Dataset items
──────────

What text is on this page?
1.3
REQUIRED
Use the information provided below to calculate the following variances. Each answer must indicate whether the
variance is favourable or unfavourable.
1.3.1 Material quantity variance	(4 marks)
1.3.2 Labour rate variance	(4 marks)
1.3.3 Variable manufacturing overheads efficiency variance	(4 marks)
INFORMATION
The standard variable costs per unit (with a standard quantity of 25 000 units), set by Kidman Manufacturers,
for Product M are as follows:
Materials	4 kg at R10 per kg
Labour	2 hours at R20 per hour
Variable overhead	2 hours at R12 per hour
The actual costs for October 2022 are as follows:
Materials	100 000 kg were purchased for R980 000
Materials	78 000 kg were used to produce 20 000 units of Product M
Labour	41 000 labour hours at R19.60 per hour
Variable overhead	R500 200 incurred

──────────

# [What is being asked]
Transcribe all of the lines in the records precisely.

# [Reply]
What text is on this page?
1.3
REQUIRED
Use the information provided below to calculate the following variances. Each answer must indicate whether the
variance is favourable or unfavourable.
1.3.1 Material quantity variance	(4 marks)
1.3.2 Labour rate variance	(4 marks)
1.3.3 Variable manufacturing overheads efficiency variance	(4 marks)
INFORMATION
The standard variable costs per unit (with a standard quantity of 25 000 units), set by Kidman Manufacturers,
for Product M are as follows:
Materials	4 kg at R10 per kg
Labour	2 hours at R20 per hour
Variable overhead	2 hours at R12 per hour
The actual costs for October 2022 are as follows:
Materials	100 000 kg were purchased for R980 000
Materials	78 000 kg were used to produce 20 000 units of Product M
Labour	41 000 labour hours at R19.60 per hour
Variable overhead	R500 200 incurred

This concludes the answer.